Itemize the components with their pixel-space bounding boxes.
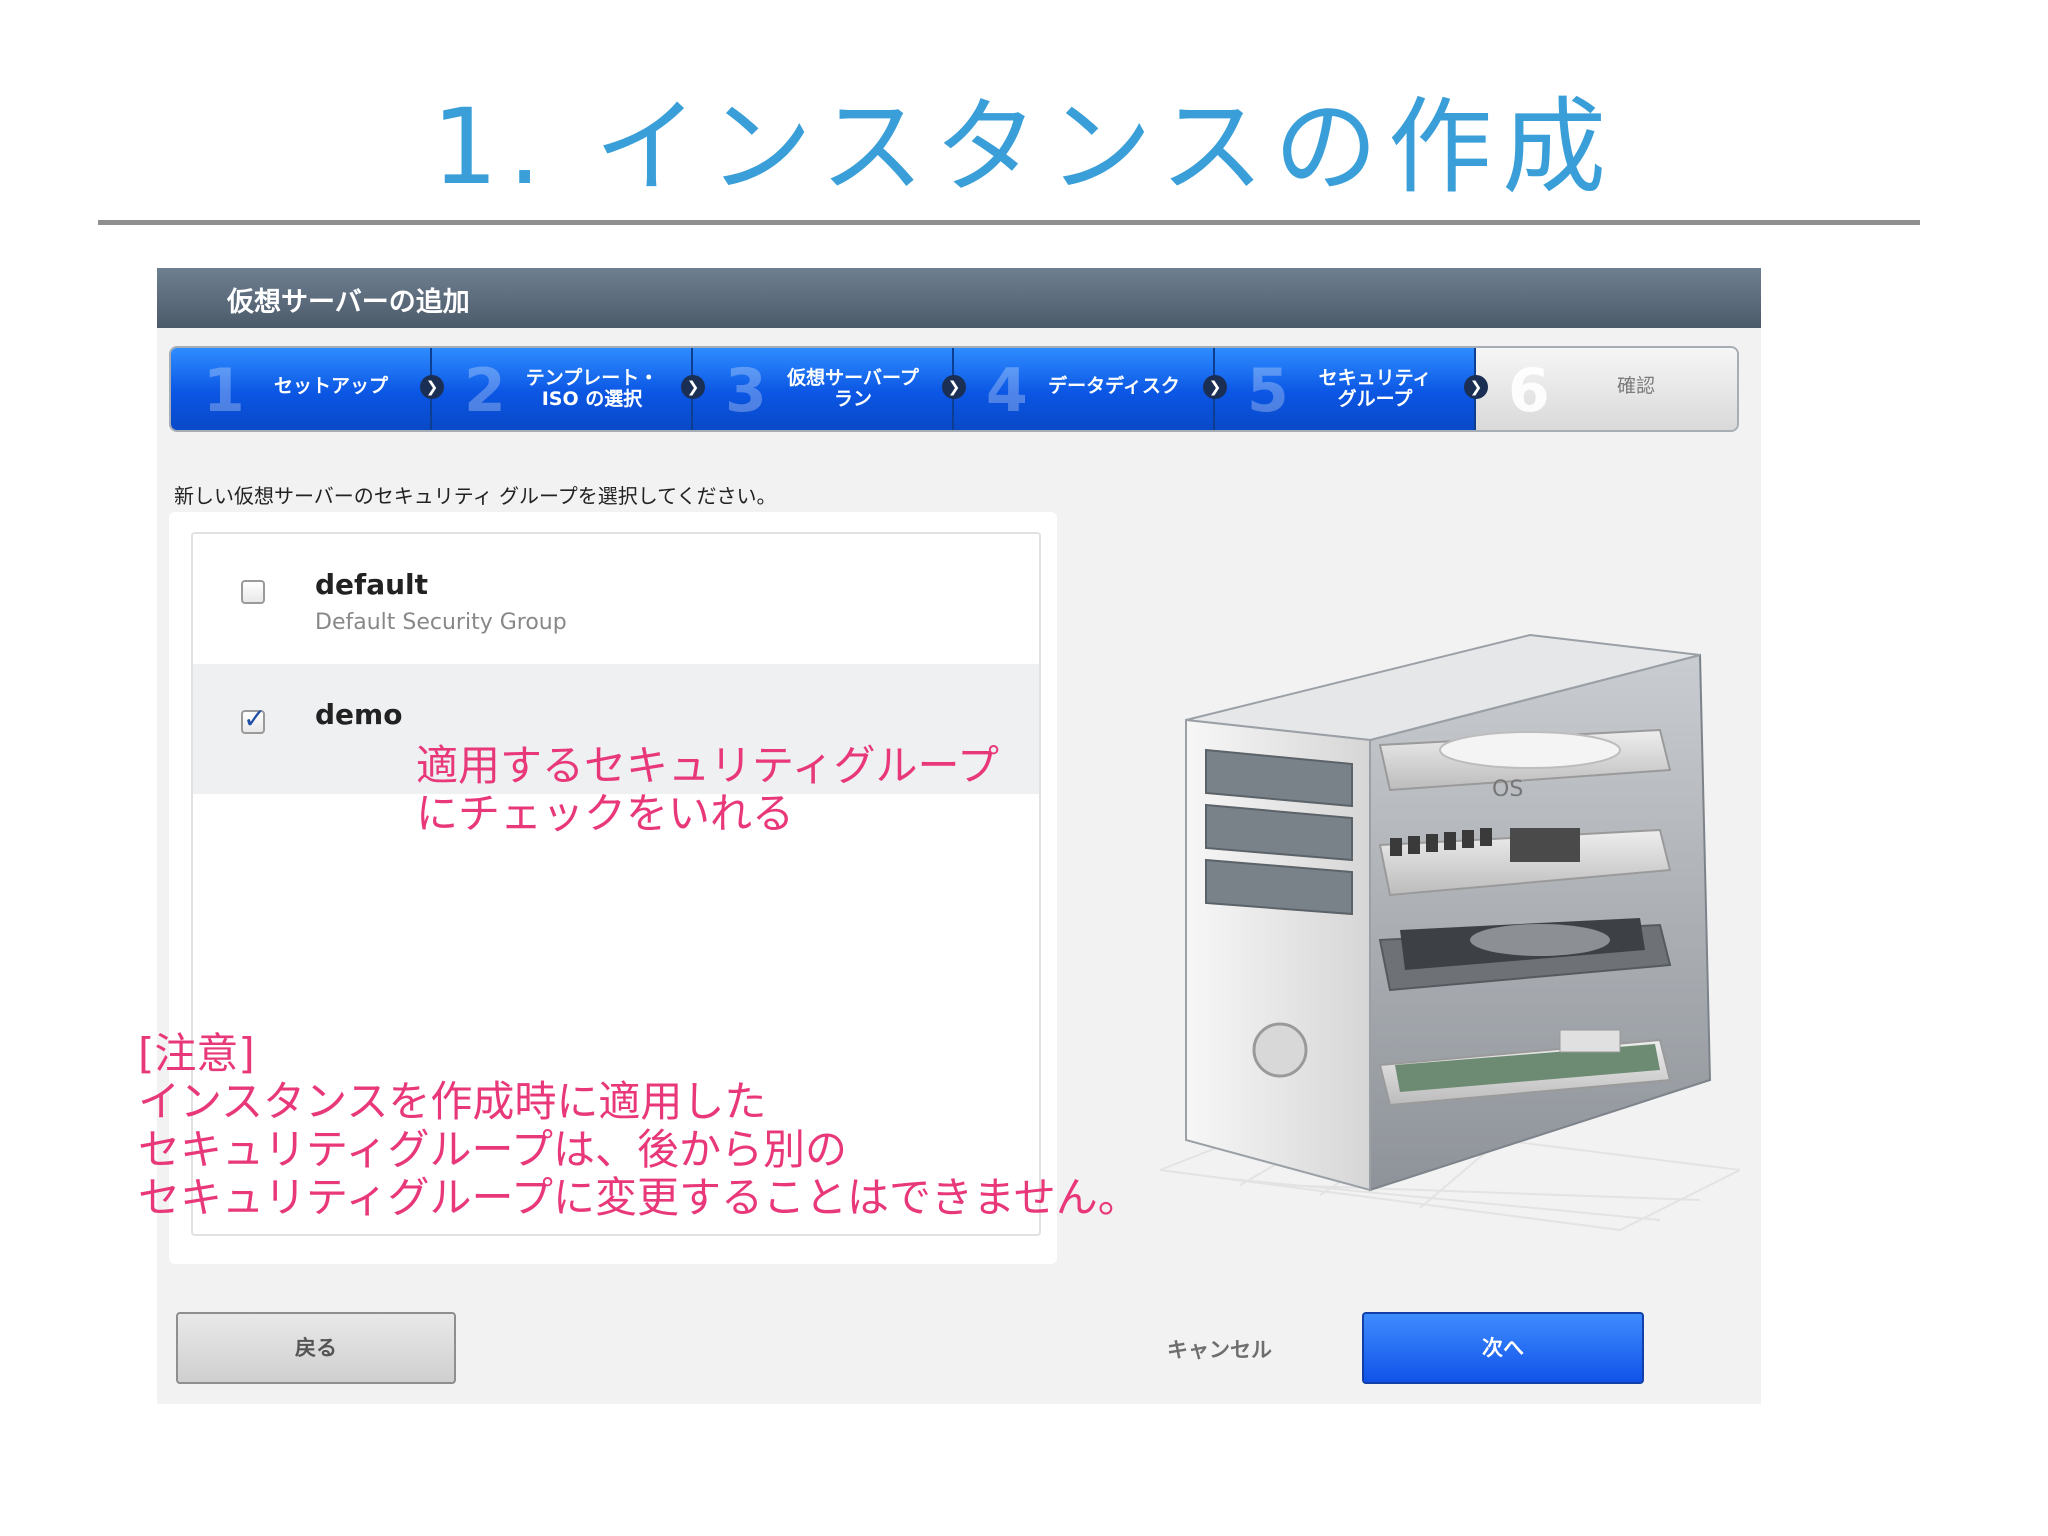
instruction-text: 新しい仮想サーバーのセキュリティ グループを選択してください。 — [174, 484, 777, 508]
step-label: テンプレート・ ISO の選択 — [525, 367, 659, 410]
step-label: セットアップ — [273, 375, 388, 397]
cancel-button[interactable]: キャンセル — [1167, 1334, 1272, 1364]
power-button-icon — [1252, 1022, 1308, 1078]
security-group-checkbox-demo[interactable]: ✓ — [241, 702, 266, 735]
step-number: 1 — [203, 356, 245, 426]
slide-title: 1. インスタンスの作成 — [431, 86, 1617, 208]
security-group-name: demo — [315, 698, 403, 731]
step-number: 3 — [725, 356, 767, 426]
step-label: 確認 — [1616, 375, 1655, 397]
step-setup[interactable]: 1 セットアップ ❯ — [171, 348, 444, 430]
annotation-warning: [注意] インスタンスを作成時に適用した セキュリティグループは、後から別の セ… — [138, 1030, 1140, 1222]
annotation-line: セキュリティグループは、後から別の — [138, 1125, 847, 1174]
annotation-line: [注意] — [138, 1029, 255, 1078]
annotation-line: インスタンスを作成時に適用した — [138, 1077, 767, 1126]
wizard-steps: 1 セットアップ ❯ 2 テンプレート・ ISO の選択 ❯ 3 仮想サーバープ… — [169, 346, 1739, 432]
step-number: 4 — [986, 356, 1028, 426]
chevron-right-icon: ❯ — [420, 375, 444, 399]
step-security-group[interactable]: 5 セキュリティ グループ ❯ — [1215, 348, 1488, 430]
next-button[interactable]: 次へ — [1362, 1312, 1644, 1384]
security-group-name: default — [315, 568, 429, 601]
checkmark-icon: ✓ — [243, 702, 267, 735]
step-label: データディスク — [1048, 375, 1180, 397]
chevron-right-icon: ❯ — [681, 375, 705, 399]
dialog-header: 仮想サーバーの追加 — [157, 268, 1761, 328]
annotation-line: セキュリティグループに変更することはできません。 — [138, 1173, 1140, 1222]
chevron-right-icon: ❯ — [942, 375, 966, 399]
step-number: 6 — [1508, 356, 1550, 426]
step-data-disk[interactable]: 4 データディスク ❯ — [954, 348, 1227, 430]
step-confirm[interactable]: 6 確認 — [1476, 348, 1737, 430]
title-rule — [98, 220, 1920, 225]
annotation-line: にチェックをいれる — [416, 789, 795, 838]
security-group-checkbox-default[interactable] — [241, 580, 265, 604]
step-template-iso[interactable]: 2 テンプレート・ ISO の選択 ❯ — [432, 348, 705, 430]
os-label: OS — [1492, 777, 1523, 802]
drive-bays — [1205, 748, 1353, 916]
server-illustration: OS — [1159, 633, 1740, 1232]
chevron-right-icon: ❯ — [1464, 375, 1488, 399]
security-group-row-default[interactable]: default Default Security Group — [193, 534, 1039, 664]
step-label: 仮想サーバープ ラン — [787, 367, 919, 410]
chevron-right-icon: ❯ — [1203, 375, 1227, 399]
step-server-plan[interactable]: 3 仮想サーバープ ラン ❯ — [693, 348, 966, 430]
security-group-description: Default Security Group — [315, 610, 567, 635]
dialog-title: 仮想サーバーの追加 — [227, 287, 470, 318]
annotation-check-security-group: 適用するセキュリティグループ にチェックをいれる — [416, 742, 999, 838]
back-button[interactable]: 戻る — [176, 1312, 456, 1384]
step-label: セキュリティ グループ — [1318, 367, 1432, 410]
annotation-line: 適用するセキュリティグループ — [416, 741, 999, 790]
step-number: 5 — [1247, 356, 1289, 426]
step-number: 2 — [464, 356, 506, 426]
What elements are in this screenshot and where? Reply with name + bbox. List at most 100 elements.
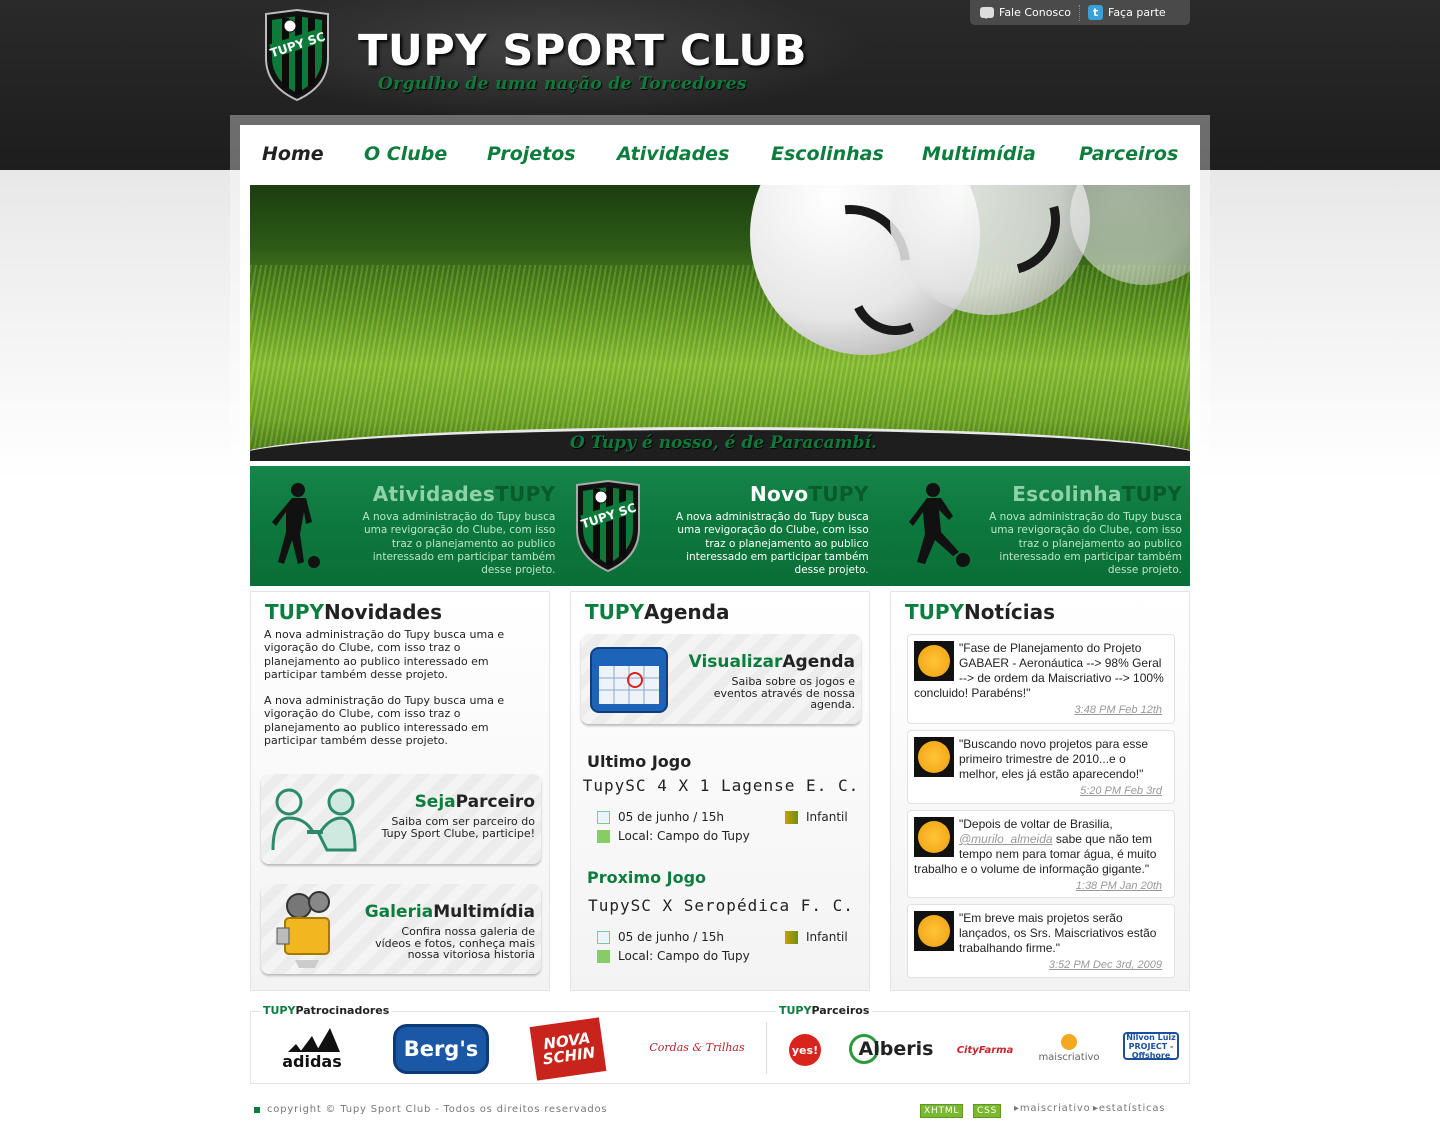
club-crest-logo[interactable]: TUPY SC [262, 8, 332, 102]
::::
■ EXERCISE DIRECTIONS: Arrange every line of the entries above as a Markdown table with the columns "No." and "Entry line," numbering the rows in order and omitting blank lines. Leave the pictures out of the table.

■ RESULT BELOW:
| No. | Entry line |
|---|---|
| 1 | Itemize the components with their pixel-space bounding boxes. |
| 2 | instruction-text: 新しい仮想サーバーのセキュリティ グループを選択してください。 — [174, 484, 777, 508] |
| 3 | step-label: テンプレート・ ISO の選択 — [525, 367, 659, 410] |
| 4 | step-label: セットアップ — [273, 375, 388, 397] |
| 5 | cancel-button[interactable]: キャンセル — [1167, 1334, 1272, 1364] |
| 6 | power-button-icon — [1252, 1022, 1308, 1078] |
| 7 | security-group-checkbox-demo[interactable]: ✓ — [241, 702, 266, 735] |
| 8 | step-number: 1 — [203, 356, 245, 426] |
| 9 | slide-title: 1. インスタンスの作成 — [431, 86, 1617, 208] |
| 10 | security-group-name: demo — [315, 698, 403, 731] |
| 11 | step-number: 3 — [725, 356, 767, 426] |
| 12 | step-label: 確認 — [1616, 375, 1655, 397] |
| 13 | step-setup[interactable]: 1 セットアップ ❯ — [171, 348, 444, 430] |
| 14 | annotation-warning: [注意] インスタンスを作成時に適用した セキュリティグループは、後から別の セ… — [138, 1030, 1140, 1222] |
| 15 | annotation-line: セキュリティグループは、後から別の — [138, 1125, 847, 1174] |
| 16 | annotation-line: [注意] — [138, 1029, 255, 1078] |
| 17 | annotation-line: インスタンスを作成時に適用した — [138, 1077, 767, 1126] |
| 18 | wizard-steps: 1 セットアップ ❯ 2 テンプレート・ ISO の選択 ❯ 3 仮想サーバープ… — [169, 346, 1739, 432] |
| 19 | step-number: 4 — [986, 356, 1028, 426] |
| 20 | chevron-right-icon: ❯ — [420, 375, 444, 399] |
| 21 | step-security-group[interactable]: 5 セキュリティ グループ ❯ — [1215, 348, 1488, 430] |
| 22 | next-button[interactable]: 次へ — [1362, 1312, 1644, 1384] |
| 23 | security-group-name: default — [315, 568, 429, 601] |
| 24 | checkmark-icon: ✓ — [243, 702, 267, 735] |
| 25 | step-label: データディスク — [1048, 375, 1180, 397] |
| 26 | chevron-right-icon: ❯ — [681, 375, 705, 399] |
| 27 | dialog-header: 仮想サーバーの追加 — [157, 268, 1761, 328] |
| 28 | annotation-line: セキュリティグループに変更することはできません。 — [138, 1173, 1140, 1222] |
| 29 | chevron-right-icon: ❯ — [942, 375, 966, 399] |
| 30 | step-number: 6 — [1508, 356, 1550, 426] |
| 31 | step-data-disk[interactable]: 4 データディスク ❯ — [954, 348, 1227, 430] |
| 32 | step-confirm[interactable]: 6 確認 — [1476, 348, 1737, 430] |
| 33 | title-rule — [98, 220, 1920, 225] |
| 34 | annotation-line: にチェックをいれる — [416, 789, 795, 838] |
| 35 | security-group-checkbox-default[interactable] — [241, 580, 265, 604] |
| 36 | step-template-iso[interactable]: 2 テンプレート・ ISO の選択 ❯ — [432, 348, 705, 430] |
| 37 | os-label: OS — [1492, 777, 1523, 802] |
| 38 | drive-bays — [1205, 748, 1353, 916] |
| 39 | server-illustration: OS — [1159, 633, 1740, 1232] |
| 40 | chevron-right-icon: ❯ — [1464, 375, 1488, 399] |
| 41 | security-group-row-default[interactable]: default Default Security Group — [193, 534, 1039, 664] |
| 42 | step-label: 仮想サーバープ ラン — [787, 367, 919, 410] |
| 43 | chevron-right-icon: ❯ — [1203, 375, 1227, 399] |
| 44 | step-server-plan[interactable]: 3 仮想サーバープ ラン ❯ — [693, 348, 966, 430] |
| 45 | security-group-description: Default Security Group — [315, 610, 567, 635] |
| 46 | dialog-title: 仮想サーバーの追加 — [227, 287, 470, 318] |
| 47 | annotation-check-security-group: 適用するセキュリティグループ にチェックをいれる — [416, 742, 999, 838] |
| 48 | back-button[interactable]: 戻る — [176, 1312, 456, 1384] |
| 49 | step-label: セキュリティ グループ — [1318, 367, 1432, 410] |
| 50 | annotation-line: 適用するセキュリティグループ — [416, 741, 999, 790] |
| 51 | step-number: 5 — [1247, 356, 1289, 426] |
| 52 | step-number: 2 — [464, 356, 506, 426] |
| 53 | What elements are in this screenshot and where? Reply with name + bbox. List at most 100 elements. |
| 54 | club-crest-logo[interactable]: TUPY SC [262, 8, 332, 102] |